> AIM: Find and return each line containing "ylabel".

***

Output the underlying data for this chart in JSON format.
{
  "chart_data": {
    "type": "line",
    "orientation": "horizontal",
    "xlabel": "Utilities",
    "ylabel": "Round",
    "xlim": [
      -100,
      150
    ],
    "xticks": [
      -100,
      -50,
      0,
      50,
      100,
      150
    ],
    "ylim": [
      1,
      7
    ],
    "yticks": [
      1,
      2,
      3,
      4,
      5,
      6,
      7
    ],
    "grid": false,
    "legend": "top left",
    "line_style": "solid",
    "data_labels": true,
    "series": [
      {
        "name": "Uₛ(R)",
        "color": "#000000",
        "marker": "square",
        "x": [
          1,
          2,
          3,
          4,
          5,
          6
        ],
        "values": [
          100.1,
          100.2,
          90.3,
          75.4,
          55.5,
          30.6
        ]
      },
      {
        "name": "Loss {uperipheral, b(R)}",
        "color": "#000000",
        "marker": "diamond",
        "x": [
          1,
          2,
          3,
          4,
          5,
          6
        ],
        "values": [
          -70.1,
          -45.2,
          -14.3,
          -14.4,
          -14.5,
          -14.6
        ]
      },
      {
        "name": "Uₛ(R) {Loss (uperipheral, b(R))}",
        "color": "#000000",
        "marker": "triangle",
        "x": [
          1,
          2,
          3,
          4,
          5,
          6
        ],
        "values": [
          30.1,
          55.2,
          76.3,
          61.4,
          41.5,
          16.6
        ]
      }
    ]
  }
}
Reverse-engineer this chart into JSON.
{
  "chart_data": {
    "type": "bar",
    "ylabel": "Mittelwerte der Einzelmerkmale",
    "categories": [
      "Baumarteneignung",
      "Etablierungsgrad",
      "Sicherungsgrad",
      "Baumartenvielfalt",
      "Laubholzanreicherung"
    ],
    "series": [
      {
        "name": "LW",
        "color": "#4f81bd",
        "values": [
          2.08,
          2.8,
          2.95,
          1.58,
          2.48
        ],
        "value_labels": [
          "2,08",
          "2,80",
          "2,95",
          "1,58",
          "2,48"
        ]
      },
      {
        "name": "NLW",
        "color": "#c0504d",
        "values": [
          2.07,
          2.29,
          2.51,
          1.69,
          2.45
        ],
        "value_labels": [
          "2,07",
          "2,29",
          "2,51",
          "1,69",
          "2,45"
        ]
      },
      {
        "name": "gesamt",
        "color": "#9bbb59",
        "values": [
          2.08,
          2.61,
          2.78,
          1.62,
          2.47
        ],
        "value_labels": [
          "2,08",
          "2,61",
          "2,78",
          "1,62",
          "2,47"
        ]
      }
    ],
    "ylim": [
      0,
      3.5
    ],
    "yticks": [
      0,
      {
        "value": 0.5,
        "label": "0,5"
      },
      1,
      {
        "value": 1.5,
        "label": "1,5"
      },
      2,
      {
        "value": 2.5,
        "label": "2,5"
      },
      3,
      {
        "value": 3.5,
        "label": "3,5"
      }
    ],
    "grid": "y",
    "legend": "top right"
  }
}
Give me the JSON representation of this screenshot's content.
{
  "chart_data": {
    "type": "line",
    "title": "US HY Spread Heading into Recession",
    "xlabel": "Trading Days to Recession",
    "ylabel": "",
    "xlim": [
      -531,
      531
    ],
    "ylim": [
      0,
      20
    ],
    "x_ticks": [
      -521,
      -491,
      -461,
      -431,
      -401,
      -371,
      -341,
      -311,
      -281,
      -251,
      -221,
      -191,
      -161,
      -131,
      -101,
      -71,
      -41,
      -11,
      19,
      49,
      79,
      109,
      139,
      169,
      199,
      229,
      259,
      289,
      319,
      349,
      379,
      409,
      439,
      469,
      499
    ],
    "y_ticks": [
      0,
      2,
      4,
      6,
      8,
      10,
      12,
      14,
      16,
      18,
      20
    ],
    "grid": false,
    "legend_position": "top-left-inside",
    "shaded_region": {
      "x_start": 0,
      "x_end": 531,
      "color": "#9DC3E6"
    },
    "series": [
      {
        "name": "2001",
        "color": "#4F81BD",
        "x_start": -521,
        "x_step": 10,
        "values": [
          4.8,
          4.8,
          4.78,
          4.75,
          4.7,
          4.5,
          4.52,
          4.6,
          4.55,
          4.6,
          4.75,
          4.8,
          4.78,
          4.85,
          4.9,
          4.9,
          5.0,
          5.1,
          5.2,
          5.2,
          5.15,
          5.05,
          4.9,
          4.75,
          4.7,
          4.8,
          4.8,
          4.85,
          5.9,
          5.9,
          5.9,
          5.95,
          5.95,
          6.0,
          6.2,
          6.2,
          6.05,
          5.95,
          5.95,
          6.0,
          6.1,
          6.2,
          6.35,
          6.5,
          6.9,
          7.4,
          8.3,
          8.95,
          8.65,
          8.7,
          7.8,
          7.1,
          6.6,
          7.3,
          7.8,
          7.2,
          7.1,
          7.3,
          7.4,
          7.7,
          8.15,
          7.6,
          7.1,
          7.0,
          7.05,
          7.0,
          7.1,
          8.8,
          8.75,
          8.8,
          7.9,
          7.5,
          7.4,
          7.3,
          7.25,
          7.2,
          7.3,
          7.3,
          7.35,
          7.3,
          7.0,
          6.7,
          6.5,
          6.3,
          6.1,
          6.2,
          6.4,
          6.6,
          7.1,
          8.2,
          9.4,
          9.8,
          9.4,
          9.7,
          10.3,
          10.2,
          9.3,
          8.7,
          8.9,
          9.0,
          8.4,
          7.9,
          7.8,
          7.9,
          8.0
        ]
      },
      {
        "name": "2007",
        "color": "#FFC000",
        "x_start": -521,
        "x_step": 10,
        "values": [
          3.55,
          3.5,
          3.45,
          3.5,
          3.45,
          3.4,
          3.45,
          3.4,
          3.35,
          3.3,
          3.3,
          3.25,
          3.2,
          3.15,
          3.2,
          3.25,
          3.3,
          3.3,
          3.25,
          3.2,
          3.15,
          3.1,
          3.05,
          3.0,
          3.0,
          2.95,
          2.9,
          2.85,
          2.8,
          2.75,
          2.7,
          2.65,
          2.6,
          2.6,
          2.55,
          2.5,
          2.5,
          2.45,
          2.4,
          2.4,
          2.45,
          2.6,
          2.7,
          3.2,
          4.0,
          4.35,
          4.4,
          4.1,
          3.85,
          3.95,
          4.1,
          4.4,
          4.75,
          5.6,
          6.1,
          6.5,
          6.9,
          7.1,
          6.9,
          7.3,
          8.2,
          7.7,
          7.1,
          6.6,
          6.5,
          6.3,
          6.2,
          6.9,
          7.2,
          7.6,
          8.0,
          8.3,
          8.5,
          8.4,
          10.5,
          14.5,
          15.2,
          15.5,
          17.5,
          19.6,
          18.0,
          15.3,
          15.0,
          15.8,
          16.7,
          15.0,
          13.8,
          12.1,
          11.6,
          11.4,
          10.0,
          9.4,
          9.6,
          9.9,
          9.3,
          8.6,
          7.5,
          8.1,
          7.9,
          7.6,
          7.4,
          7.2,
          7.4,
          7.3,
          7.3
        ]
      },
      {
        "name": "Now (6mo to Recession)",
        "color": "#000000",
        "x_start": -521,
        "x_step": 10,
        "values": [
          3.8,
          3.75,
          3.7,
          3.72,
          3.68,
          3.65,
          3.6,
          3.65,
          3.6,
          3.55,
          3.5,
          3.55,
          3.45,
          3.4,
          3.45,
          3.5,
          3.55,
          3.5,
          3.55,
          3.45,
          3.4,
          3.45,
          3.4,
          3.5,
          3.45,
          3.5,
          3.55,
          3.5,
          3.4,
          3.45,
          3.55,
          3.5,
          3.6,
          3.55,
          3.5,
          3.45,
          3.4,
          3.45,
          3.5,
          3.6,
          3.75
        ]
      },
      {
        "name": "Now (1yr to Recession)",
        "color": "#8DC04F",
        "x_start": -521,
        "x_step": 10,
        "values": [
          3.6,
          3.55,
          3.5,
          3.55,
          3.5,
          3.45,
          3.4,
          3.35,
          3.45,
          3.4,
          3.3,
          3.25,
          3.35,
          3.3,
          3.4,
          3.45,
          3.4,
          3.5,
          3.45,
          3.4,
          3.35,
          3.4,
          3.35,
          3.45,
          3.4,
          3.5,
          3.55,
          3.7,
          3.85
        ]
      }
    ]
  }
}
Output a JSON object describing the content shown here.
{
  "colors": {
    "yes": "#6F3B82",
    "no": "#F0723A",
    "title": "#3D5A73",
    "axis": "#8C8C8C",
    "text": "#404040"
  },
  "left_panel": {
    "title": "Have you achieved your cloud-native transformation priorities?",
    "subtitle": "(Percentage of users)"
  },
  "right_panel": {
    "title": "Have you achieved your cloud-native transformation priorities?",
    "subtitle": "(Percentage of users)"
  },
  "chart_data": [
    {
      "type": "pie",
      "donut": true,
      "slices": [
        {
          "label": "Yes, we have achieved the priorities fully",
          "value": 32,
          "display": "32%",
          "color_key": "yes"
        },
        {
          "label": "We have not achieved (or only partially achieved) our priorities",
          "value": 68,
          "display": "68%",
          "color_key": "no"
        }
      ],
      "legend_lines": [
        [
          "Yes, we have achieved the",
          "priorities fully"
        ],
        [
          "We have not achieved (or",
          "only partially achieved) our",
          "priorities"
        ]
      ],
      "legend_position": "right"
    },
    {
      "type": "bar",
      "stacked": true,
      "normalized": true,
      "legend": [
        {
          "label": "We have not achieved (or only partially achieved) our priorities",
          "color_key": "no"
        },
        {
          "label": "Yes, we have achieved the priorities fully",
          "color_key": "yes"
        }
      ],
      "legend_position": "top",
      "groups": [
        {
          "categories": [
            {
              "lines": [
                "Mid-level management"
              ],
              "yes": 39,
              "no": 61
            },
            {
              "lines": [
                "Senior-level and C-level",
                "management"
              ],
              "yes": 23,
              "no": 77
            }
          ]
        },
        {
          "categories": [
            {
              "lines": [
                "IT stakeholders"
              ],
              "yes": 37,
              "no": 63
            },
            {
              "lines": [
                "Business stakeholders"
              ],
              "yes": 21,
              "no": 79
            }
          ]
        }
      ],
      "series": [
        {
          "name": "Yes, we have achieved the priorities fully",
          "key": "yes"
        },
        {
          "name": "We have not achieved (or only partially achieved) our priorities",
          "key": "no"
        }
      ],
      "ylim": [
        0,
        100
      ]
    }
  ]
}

***

> OUTPUT OF THE TASK:
    "ylabel": "Round",
    "ylabel": "Mittelwerte der Einzelmerkmale",
    "ylabel": "",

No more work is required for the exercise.